WHAT TO WORK ON => Below is a block of records; reproduce all of them exactly and leave out any pictures.

ENTRIES PROVIDED =>
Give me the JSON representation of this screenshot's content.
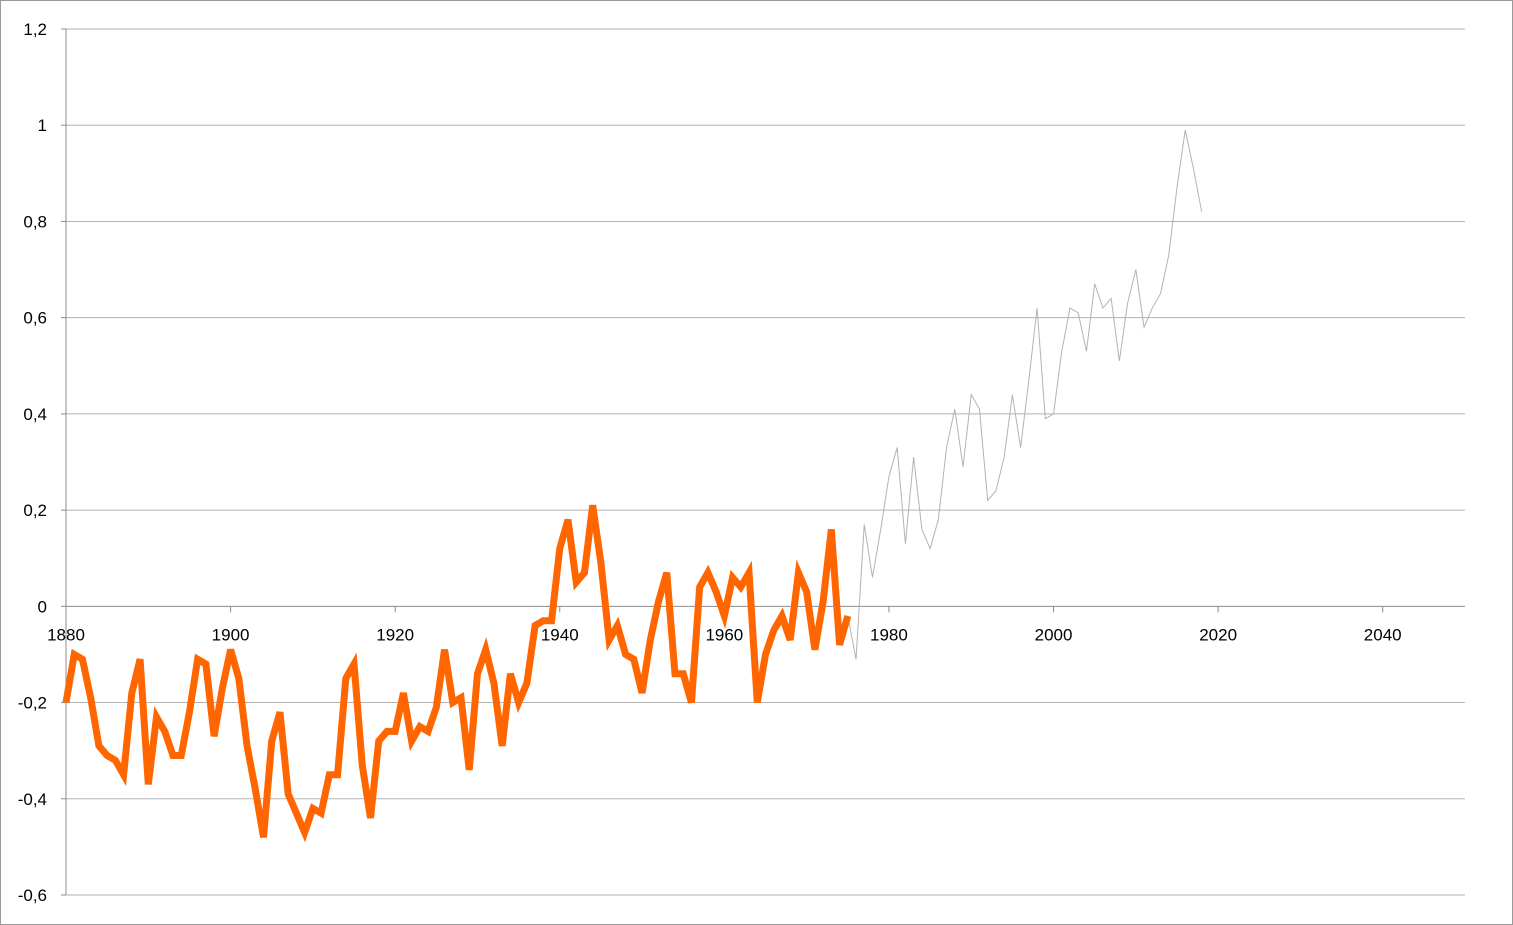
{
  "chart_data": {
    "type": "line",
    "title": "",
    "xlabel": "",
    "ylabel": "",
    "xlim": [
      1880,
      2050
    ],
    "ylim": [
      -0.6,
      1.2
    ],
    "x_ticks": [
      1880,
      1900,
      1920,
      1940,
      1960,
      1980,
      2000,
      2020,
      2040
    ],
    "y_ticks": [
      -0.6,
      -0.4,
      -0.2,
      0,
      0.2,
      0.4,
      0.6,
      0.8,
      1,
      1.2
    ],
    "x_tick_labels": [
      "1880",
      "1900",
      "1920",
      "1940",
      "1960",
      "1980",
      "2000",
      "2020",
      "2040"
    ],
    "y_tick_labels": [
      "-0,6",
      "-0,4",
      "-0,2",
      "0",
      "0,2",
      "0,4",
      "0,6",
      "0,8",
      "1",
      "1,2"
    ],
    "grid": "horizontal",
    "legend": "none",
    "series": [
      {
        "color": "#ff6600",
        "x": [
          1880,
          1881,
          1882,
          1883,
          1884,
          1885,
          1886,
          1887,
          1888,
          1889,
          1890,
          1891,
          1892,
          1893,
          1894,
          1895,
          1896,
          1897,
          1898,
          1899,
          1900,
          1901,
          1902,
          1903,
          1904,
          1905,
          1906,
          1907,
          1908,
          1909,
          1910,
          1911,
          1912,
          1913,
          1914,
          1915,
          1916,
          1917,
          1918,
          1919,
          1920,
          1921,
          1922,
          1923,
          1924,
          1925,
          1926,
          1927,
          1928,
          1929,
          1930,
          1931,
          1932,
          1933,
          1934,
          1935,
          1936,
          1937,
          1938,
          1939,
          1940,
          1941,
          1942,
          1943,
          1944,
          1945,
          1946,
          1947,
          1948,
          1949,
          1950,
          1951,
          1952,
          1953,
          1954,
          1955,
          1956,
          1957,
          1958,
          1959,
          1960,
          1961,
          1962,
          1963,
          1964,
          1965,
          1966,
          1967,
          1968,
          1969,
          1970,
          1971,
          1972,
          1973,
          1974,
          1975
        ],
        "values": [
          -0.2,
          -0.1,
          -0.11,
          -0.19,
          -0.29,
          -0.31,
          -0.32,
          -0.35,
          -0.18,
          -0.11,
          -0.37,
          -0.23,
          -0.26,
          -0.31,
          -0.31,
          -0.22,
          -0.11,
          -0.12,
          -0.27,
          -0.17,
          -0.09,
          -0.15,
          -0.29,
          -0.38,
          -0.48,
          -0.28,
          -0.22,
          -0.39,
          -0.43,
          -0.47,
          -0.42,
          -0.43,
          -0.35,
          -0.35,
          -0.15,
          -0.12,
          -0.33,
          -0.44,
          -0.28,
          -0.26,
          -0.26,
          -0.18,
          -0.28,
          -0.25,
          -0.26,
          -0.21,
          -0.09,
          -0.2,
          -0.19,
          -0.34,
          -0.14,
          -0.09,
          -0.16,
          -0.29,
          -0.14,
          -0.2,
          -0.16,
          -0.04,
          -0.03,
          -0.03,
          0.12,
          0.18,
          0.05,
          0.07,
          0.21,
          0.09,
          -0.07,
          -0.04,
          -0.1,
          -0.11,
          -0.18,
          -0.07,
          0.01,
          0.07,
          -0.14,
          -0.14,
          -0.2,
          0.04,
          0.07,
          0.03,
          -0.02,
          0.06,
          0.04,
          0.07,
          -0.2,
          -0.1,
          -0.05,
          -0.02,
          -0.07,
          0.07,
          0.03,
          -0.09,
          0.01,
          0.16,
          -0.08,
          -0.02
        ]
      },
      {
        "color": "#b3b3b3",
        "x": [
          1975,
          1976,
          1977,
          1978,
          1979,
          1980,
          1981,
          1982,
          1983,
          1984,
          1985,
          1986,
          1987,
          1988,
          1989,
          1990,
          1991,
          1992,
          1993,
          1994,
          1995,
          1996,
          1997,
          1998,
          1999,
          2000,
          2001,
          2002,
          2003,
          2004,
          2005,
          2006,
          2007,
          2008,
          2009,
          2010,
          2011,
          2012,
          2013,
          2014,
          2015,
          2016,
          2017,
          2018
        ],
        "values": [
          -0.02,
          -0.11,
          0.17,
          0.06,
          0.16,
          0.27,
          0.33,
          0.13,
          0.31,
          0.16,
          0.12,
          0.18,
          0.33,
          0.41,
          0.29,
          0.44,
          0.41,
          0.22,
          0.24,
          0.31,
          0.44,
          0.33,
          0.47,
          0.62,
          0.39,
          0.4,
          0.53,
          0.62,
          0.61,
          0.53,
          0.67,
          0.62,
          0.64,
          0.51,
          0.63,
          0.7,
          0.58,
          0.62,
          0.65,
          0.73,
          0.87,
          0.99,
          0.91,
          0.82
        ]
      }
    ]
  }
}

FULL ANSWER =>
Give me the JSON representation of this screenshot's content.
{
  "chart_data": {
    "type": "line",
    "title": "",
    "xlabel": "",
    "ylabel": "",
    "xlim": [
      1880,
      2050
    ],
    "ylim": [
      -0.6,
      1.2
    ],
    "x_ticks": [
      1880,
      1900,
      1920,
      1940,
      1960,
      1980,
      2000,
      2020,
      2040
    ],
    "y_ticks": [
      -0.6,
      -0.4,
      -0.2,
      0,
      0.2,
      0.4,
      0.6,
      0.8,
      1,
      1.2
    ],
    "x_tick_labels": [
      "1880",
      "1900",
      "1920",
      "1940",
      "1960",
      "1980",
      "2000",
      "2020",
      "2040"
    ],
    "y_tick_labels": [
      "-0,6",
      "-0,4",
      "-0,2",
      "0",
      "0,2",
      "0,4",
      "0,6",
      "0,8",
      "1",
      "1,2"
    ],
    "grid": "horizontal",
    "legend": "none",
    "series": [
      {
        "color": "#ff6600",
        "x": [
          1880,
          1881,
          1882,
          1883,
          1884,
          1885,
          1886,
          1887,
          1888,
          1889,
          1890,
          1891,
          1892,
          1893,
          1894,
          1895,
          1896,
          1897,
          1898,
          1899,
          1900,
          1901,
          1902,
          1903,
          1904,
          1905,
          1906,
          1907,
          1908,
          1909,
          1910,
          1911,
          1912,
          1913,
          1914,
          1915,
          1916,
          1917,
          1918,
          1919,
          1920,
          1921,
          1922,
          1923,
          1924,
          1925,
          1926,
          1927,
          1928,
          1929,
          1930,
          1931,
          1932,
          1933,
          1934,
          1935,
          1936,
          1937,
          1938,
          1939,
          1940,
          1941,
          1942,
          1943,
          1944,
          1945,
          1946,
          1947,
          1948,
          1949,
          1950,
          1951,
          1952,
          1953,
          1954,
          1955,
          1956,
          1957,
          1958,
          1959,
          1960,
          1961,
          1962,
          1963,
          1964,
          1965,
          1966,
          1967,
          1968,
          1969,
          1970,
          1971,
          1972,
          1973,
          1974,
          1975
        ],
        "values": [
          -0.2,
          -0.1,
          -0.11,
          -0.19,
          -0.29,
          -0.31,
          -0.32,
          -0.35,
          -0.18,
          -0.11,
          -0.37,
          -0.23,
          -0.26,
          -0.31,
          -0.31,
          -0.22,
          -0.11,
          -0.12,
          -0.27,
          -0.17,
          -0.09,
          -0.15,
          -0.29,
          -0.38,
          -0.48,
          -0.28,
          -0.22,
          -0.39,
          -0.43,
          -0.47,
          -0.42,
          -0.43,
          -0.35,
          -0.35,
          -0.15,
          -0.12,
          -0.33,
          -0.44,
          -0.28,
          -0.26,
          -0.26,
          -0.18,
          -0.28,
          -0.25,
          -0.26,
          -0.21,
          -0.09,
          -0.2,
          -0.19,
          -0.34,
          -0.14,
          -0.09,
          -0.16,
          -0.29,
          -0.14,
          -0.2,
          -0.16,
          -0.04,
          -0.03,
          -0.03,
          0.12,
          0.18,
          0.05,
          0.07,
          0.21,
          0.09,
          -0.07,
          -0.04,
          -0.1,
          -0.11,
          -0.18,
          -0.07,
          0.01,
          0.07,
          -0.14,
          -0.14,
          -0.2,
          0.04,
          0.07,
          0.03,
          -0.02,
          0.06,
          0.04,
          0.07,
          -0.2,
          -0.1,
          -0.05,
          -0.02,
          -0.07,
          0.07,
          0.03,
          -0.09,
          0.01,
          0.16,
          -0.08,
          -0.02
        ]
      },
      {
        "color": "#b3b3b3",
        "x": [
          1975,
          1976,
          1977,
          1978,
          1979,
          1980,
          1981,
          1982,
          1983,
          1984,
          1985,
          1986,
          1987,
          1988,
          1989,
          1990,
          1991,
          1992,
          1993,
          1994,
          1995,
          1996,
          1997,
          1998,
          1999,
          2000,
          2001,
          2002,
          2003,
          2004,
          2005,
          2006,
          2007,
          2008,
          2009,
          2010,
          2011,
          2012,
          2013,
          2014,
          2015,
          2016,
          2017,
          2018
        ],
        "values": [
          -0.02,
          -0.11,
          0.17,
          0.06,
          0.16,
          0.27,
          0.33,
          0.13,
          0.31,
          0.16,
          0.12,
          0.18,
          0.33,
          0.41,
          0.29,
          0.44,
          0.41,
          0.22,
          0.24,
          0.31,
          0.44,
          0.33,
          0.47,
          0.62,
          0.39,
          0.4,
          0.53,
          0.62,
          0.61,
          0.53,
          0.67,
          0.62,
          0.64,
          0.51,
          0.63,
          0.7,
          0.58,
          0.62,
          0.65,
          0.73,
          0.87,
          0.99,
          0.91,
          0.82
        ]
      }
    ]
  }
}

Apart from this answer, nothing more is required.